Transcribe all the records with complete accuracy.
==========
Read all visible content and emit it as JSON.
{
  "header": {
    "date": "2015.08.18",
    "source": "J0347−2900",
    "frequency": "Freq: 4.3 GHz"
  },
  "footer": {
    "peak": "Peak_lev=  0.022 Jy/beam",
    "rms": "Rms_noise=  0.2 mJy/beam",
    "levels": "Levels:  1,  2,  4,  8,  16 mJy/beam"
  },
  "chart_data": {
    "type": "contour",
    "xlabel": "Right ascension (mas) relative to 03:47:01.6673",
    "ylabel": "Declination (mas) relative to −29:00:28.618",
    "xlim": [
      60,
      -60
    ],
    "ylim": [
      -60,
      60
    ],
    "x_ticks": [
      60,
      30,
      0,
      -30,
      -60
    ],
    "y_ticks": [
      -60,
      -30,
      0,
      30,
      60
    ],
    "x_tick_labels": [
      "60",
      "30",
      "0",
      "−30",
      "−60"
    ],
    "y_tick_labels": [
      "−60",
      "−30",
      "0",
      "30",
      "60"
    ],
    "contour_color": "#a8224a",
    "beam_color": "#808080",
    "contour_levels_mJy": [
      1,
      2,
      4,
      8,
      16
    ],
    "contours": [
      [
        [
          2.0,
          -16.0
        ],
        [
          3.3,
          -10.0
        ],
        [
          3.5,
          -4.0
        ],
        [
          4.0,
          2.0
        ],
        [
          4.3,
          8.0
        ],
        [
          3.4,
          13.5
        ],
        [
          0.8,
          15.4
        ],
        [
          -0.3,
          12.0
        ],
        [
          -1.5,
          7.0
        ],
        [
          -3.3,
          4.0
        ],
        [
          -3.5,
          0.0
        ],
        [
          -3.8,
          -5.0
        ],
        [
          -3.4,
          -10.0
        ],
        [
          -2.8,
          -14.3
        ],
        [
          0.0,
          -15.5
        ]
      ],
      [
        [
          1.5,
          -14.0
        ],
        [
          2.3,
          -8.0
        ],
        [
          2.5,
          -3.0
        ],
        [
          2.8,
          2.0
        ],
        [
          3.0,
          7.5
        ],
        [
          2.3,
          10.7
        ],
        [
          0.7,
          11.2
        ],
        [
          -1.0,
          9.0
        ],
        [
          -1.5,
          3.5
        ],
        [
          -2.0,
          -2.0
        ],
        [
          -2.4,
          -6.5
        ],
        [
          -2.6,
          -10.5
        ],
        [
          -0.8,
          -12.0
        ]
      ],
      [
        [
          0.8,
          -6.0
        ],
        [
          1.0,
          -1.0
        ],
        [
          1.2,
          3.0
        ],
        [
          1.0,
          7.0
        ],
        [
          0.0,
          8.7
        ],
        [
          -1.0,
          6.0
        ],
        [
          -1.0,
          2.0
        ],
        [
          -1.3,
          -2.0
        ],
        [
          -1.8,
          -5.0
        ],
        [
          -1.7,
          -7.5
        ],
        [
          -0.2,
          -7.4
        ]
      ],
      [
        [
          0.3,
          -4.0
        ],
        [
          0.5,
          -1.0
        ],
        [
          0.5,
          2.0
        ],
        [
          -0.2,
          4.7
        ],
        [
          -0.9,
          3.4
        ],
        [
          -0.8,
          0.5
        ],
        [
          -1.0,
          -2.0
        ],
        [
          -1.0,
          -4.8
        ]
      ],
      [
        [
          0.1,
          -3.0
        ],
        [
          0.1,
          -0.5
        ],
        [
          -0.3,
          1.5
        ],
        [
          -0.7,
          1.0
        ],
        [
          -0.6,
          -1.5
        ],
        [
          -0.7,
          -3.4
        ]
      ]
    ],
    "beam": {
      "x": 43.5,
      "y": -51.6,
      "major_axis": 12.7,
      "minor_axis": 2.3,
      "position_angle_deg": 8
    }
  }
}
==========
◆ COMPLETED TASK ◆
Read all visible content and emit it as JSON.
{
  "header": {
    "date": "2015.08.18",
    "source": "J0347−2900",
    "frequency": "Freq: 4.3 GHz"
  },
  "footer": {
    "peak": "Peak_lev=  0.022 Jy/beam",
    "rms": "Rms_noise=  0.2 mJy/beam",
    "levels": "Levels:  1,  2,  4,  8,  16 mJy/beam"
  },
  "chart_data": {
    "type": "contour",
    "xlabel": "Right ascension (mas) relative to 03:47:01.6673",
    "ylabel": "Declination (mas) relative to −29:00:28.618",
    "xlim": [
      60,
      -60
    ],
    "ylim": [
      -60,
      60
    ],
    "x_ticks": [
      60,
      30,
      0,
      -30,
      -60
    ],
    "y_ticks": [
      -60,
      -30,
      0,
      30,
      60
    ],
    "x_tick_labels": [
      "60",
      "30",
      "0",
      "−30",
      "−60"
    ],
    "y_tick_labels": [
      "−60",
      "−30",
      "0",
      "30",
      "60"
    ],
    "contour_color": "#a8224a",
    "beam_color": "#808080",
    "contour_levels_mJy": [
      1,
      2,
      4,
      8,
      16
    ],
    "contours": [
      [
        [
          2.0,
          -16.0
        ],
        [
          3.3,
          -10.0
        ],
        [
          3.5,
          -4.0
        ],
        [
          4.0,
          2.0
        ],
        [
          4.3,
          8.0
        ],
        [
          3.4,
          13.5
        ],
        [
          0.8,
          15.4
        ],
        [
          -0.3,
          12.0
        ],
        [
          -1.5,
          7.0
        ],
        [
          -3.3,
          4.0
        ],
        [
          -3.5,
          0.0
        ],
        [
          -3.8,
          -5.0
        ],
        [
          -3.4,
          -10.0
        ],
        [
          -2.8,
          -14.3
        ],
        [
          0.0,
          -15.5
        ]
      ],
      [
        [
          1.5,
          -14.0
        ],
        [
          2.3,
          -8.0
        ],
        [
          2.5,
          -3.0
        ],
        [
          2.8,
          2.0
        ],
        [
          3.0,
          7.5
        ],
        [
          2.3,
          10.7
        ],
        [
          0.7,
          11.2
        ],
        [
          -1.0,
          9.0
        ],
        [
          -1.5,
          3.5
        ],
        [
          -2.0,
          -2.0
        ],
        [
          -2.4,
          -6.5
        ],
        [
          -2.6,
          -10.5
        ],
        [
          -0.8,
          -12.0
        ]
      ],
      [
        [
          0.8,
          -6.0
        ],
        [
          1.0,
          -1.0
        ],
        [
          1.2,
          3.0
        ],
        [
          1.0,
          7.0
        ],
        [
          0.0,
          8.7
        ],
        [
          -1.0,
          6.0
        ],
        [
          -1.0,
          2.0
        ],
        [
          -1.3,
          -2.0
        ],
        [
          -1.8,
          -5.0
        ],
        [
          -1.7,
          -7.5
        ],
        [
          -0.2,
          -7.4
        ]
      ],
      [
        [
          0.3,
          -4.0
        ],
        [
          0.5,
          -1.0
        ],
        [
          0.5,
          2.0
        ],
        [
          -0.2,
          4.7
        ],
        [
          -0.9,
          3.4
        ],
        [
          -0.8,
          0.5
        ],
        [
          -1.0,
          -2.0
        ],
        [
          -1.0,
          -4.8
        ]
      ],
      [
        [
          0.1,
          -3.0
        ],
        [
          0.1,
          -0.5
        ],
        [
          -0.3,
          1.5
        ],
        [
          -0.7,
          1.0
        ],
        [
          -0.6,
          -1.5
        ],
        [
          -0.7,
          -3.4
        ]
      ]
    ],
    "beam": {
      "x": 43.5,
      "y": -51.6,
      "major_axis": 12.7,
      "minor_axis": 2.3,
      "position_angle_deg": 8
    }
  }
}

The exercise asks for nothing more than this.